## Start SOURCE EXCERPT

Developing a Robust Serial Communication Framework Between Microcontrollers
Serial communication between microcontrollers is essential for most embedded systems designs. Poorly designed communication frameworks can lead to unreliable system behaviours and can limit future scalability.
This session will explain the basics of building a robust serial communication framework between two microcontrollers. I will cover the key design considerations such as,
- Understanding the system requirements: Identifying the data to be transmitted, upload frequency, and understanding the limitations of the communication link.
- Packet structure and message types design: Creating packet structures and message types taking the requirements into account.
- Error detection: Implementing techniques such as CRCs to ensure data integrity.
- Retries and timeouts: Strategies for handling missing packets and maintaining a reliable communication based on the system requirements.
Attendees will understand the basics of building scalable and reliable serial communication protocols that minimize future pitfalls.
What this presentation is about and why it matters
How do you turn “just send bytes” into a serial link that stays predictable when packets are lost, buffers overflow, or two microcontrollers start talking at once? Prabo Semasinghe approaches that question as a practical firmware case study, grounded in microcontroller-to-microcontroller communication over UART and related serial links. He walks through the design decisions behind a robust protocol, from requirements and packet structure to system behavior, state machines, and testing. If you have ever had a protocol work in the lab and then fail in the field, this session is aimed at the design pressures that make that happen.
Who will benefit the most from this presentation
- Firmware engineers working on MCU-to-MCU links who need a protocol they can own end to end
- Embedded developers dealing with tight memory, bandwidth, or power limits on serial communication
- Systems engineers who have seen packet loss, desynchronization, or retry loops create instability
- Engineers planning firmware upgrade or file-transfer flows over a custom link
- Technical leads who want a clearer process for designing and testing communication behavior
What you need to know
A basic grasp of embedded firmware and serial communication will help.
- Familiarity with microcontrollers and UART-style links
- Comfort reading about packet fields and protocol behavior
- Some exposure to testing firmware, including failure cases
Glossary (terms used in this talk)

## End SOURCE EXCERPT

GIVEN INSTRUCTION A :: Write out the passage of the serial communication abstract from "Who will benefit" to "in this talk)" without any changes.

## Start RECORDS SHOWN

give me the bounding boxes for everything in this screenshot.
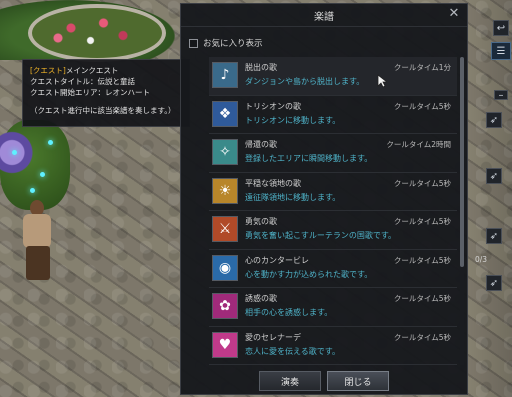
song-description: トリシオンに移動します。 <box>245 115 341 125</box>
stronghold-icon: ☀ <box>212 177 238 204</box>
player-character[interactable] <box>14 200 62 285</box>
favorites-toggle[interactable]: お気に入り表示 <box>189 37 263 49</box>
sparkle-effect <box>40 172 45 177</box>
song-item[interactable]: ❖ トリシオンの歌 トリシオンに移動します。 クールタイム5秒 <box>209 96 457 134</box>
song-description: 恋人に愛を伝える歌です。 <box>245 346 340 356</box>
close-button[interactable]: 閉じる <box>327 371 389 391</box>
quest-tooltip: [クエスト]メインクエスト クエストタイトル：伝説と童話 クエスト開始エリア：レ… <box>22 59 190 127</box>
song-item[interactable]: ♥ 愛のセレナーデ 恋人に愛を伝える歌です。 クールタイム5秒 <box>209 327 457 365</box>
character-legs <box>26 246 50 280</box>
flower-bed <box>28 4 166 62</box>
trixion-icon: ❖ <box>212 100 238 127</box>
escape-icon: ♪ <box>212 62 238 88</box>
song-cooldown: クールタイム5秒 <box>393 332 451 342</box>
song-item[interactable]: ◉ 心のカンタービレ 心を動かす力が込められた歌です。 クールタイム5秒 <box>209 250 457 288</box>
return-arrow-icon[interactable]: ↩ <box>493 20 509 36</box>
song-item[interactable]: ✧ 帰還の歌 登録したエリアに瞬間移動します。 クールタイム2時間 <box>209 134 457 173</box>
song-book-window: 楽譜 ✕ お気に入り表示 ♪ 脱出の歌 ダンジョンや島から脱出します。 クールタ… <box>180 3 468 395</box>
song-name: 帰還の歌 <box>245 140 277 149</box>
tooltip-tag: [クエスト] <box>30 66 66 75</box>
return-icon: ✧ <box>212 139 238 165</box>
song-cooldown: クールタイム5秒 <box>393 294 451 303</box>
song-cooldown: クールタイム5秒 <box>393 217 451 226</box>
song-list: ♪ 脱出の歌 ダンジョンや島から脱出します。 クールタイム1分 ❖ トリシオンの… <box>209 57 457 365</box>
quest-marker-icon[interactable]: ➶ <box>486 112 502 128</box>
tooltip-quest-area: クエスト開始エリア：レオンハート <box>30 88 150 97</box>
tooltip-quest-title: クエストタイトル：伝説と童話 <box>30 77 135 86</box>
window-header[interactable]: 楽譜 <box>181 4 467 27</box>
love-icon: ♥ <box>212 331 238 358</box>
song-cooldown: クールタイム5秒 <box>393 255 451 265</box>
close-icon[interactable]: ✕ <box>447 7 461 21</box>
song-description: 相手の心を誘惑します。 <box>245 308 333 317</box>
song-name: 脱出の歌 <box>245 63 277 72</box>
character-torso <box>23 214 51 248</box>
heart-icon: ◉ <box>212 254 238 281</box>
mouse-cursor-icon <box>377 74 387 88</box>
song-description: 登録したエリアに瞬間移動します。 <box>245 154 373 163</box>
song-list-scrollbar[interactable] <box>460 57 464 365</box>
tooltip-quest-note: （クエスト進行中に該当楽譜を奏します。） <box>30 106 176 115</box>
window-title: 楽譜 <box>314 11 334 23</box>
song-description: 心を動かす力が込められた歌です。 <box>245 269 373 279</box>
song-cooldown: クールタイム1分 <box>393 63 451 72</box>
scrollbar-thumb[interactable] <box>460 57 464 267</box>
song-item[interactable]: ♪ 脱出の歌 ダンジョンや島から脱出します。 クールタイム1分 <box>209 57 457 96</box>
song-name: 心のカンタービレ <box>245 255 309 265</box>
song-cooldown: クールタイム5秒 <box>393 101 451 111</box>
tooltip-type-text: メインクエスト <box>65 66 119 75</box>
sparkle-effect <box>48 140 53 145</box>
sparkle-effect <box>12 150 17 155</box>
magic-effect <box>0 125 40 180</box>
song-description: ダンジョンや島から脱出します。 <box>245 77 365 86</box>
temptation-icon: ✿ <box>212 293 238 319</box>
song-item[interactable]: ✿ 誘惑の歌 相手の心を誘惑します。 クールタイム5秒 <box>209 288 457 327</box>
song-name: 誘惑の歌 <box>245 294 277 303</box>
favorites-checkbox[interactable] <box>189 38 198 48</box>
song-name: 勇気の歌 <box>245 217 277 226</box>
song-description: 遠征隊領地に移動します。 <box>245 192 341 202</box>
quest-marker-icon[interactable]: ➶ <box>486 168 502 184</box>
quest-progress-count: 0/3 <box>475 255 488 264</box>
song-name: トリシオンの歌 <box>245 101 301 111</box>
play-button[interactable]: 演奏 <box>259 371 321 391</box>
song-item[interactable]: ⚔ 勇気の歌 勇気を奮い起こすルーテランの国歌です。 クールタイム5秒 <box>209 211 457 250</box>
courage-icon: ⚔ <box>212 216 238 242</box>
song-cooldown: クールタイム2時間 <box>386 140 451 149</box>
quest-list-icon[interactable]: ☰ <box>491 42 511 60</box>
quest-marker-icon[interactable]: ➶ <box>486 275 502 291</box>
dialog-footer: 演奏 閉じる <box>181 366 467 396</box>
song-description: 勇気を奮い起こすルーテランの国歌です。 <box>245 231 397 240</box>
quest-marker-icon[interactable]: ➶ <box>486 228 502 244</box>
song-name: 愛のセレナーデ <box>245 332 301 342</box>
song-cooldown: クールタイム5秒 <box>393 178 451 188</box>
tooltip-quest-type: [クエスト]メインクエスト <box>30 65 182 76</box>
song-name: 平穏な領地の歌 <box>245 178 301 188</box>
favorites-label: お気に入り表示 <box>203 39 263 49</box>
song-item[interactable]: ☀ 平穏な領地の歌 遠征隊領地に移動します。 クールタイム5秒 <box>209 173 457 211</box>
minimize-icon[interactable]: – <box>494 90 508 101</box>
sparkle-effect <box>30 188 35 193</box>
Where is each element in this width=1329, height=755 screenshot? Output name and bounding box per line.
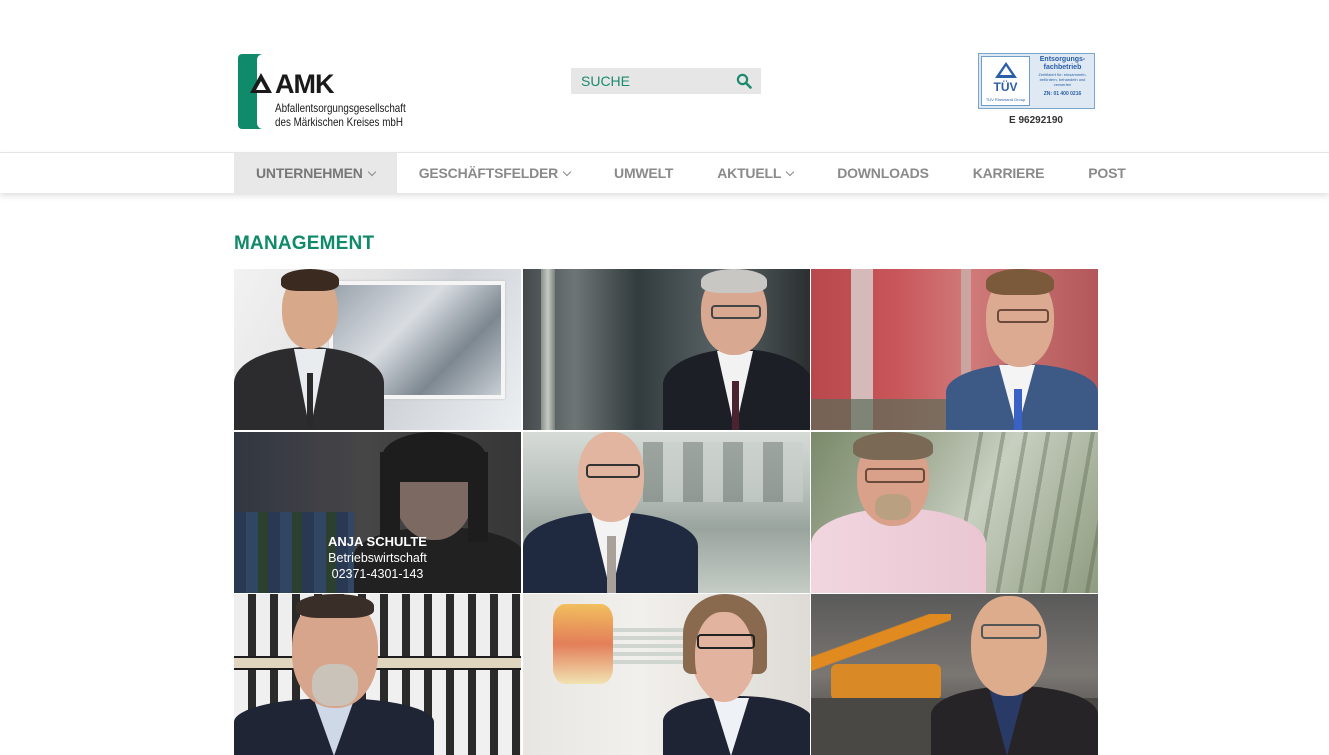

## End RECORDS SHOWN

GIVEN INSTRUCTION B :: Rewrite the rows from the line with "song-description: トリシオンに移動します。 <box>245" to the line with "song-description: 恋人に愛を伝える歌です。 <box>245" as a JSON list of strings, one string per line, with blank lines omitted.

FINISHED ANSWER A ::
Who will benefit the most from this presentation
- Firmware engineers working on MCU-to-MCU links who need a protocol they can own end to end
- Embedded developers dealing with tight memory, bandwidth, or power limits on serial communication
- Systems engineers who have seen packet loss, desynchronization, or retry loops create instability
- Engineers planning firmware upgrade or file-transfer flows over a custom link
- Technical leads who want a clearer process for designing and testing communication behavior
What you need to know
A basic grasp of embedded firmware and serial communication will help.
- Familiarity with microcontrollers and UART-style links
- Comfort reading about packet fields and protocol behavior
- Some exposure to testing firmware, including failure cases
Glossary (terms used in this talk)

FINISHED ANSWER B ::
[
  "song-description: トリシオンに移動します。 <box>245 115 341 125</box>",
  "stronghold-icon: ☀ <box>212 177 238 204</box>",
  "player-character[interactable] <box>14 200 62 285</box>",
  "favorites-toggle[interactable]: お気に入り表示 <box>189 37 263 49</box>",
  "sparkle-effect <box>40 172 45 177</box>",
  "song-item[interactable]: ❖ トリシオンの歌 トリシオンに移動します。 クールタイム5秒 <box>209 96 457 134</box>",
  "song-description: 恋人に愛を伝える歌です。 <box>245 346 340 356</box>"
]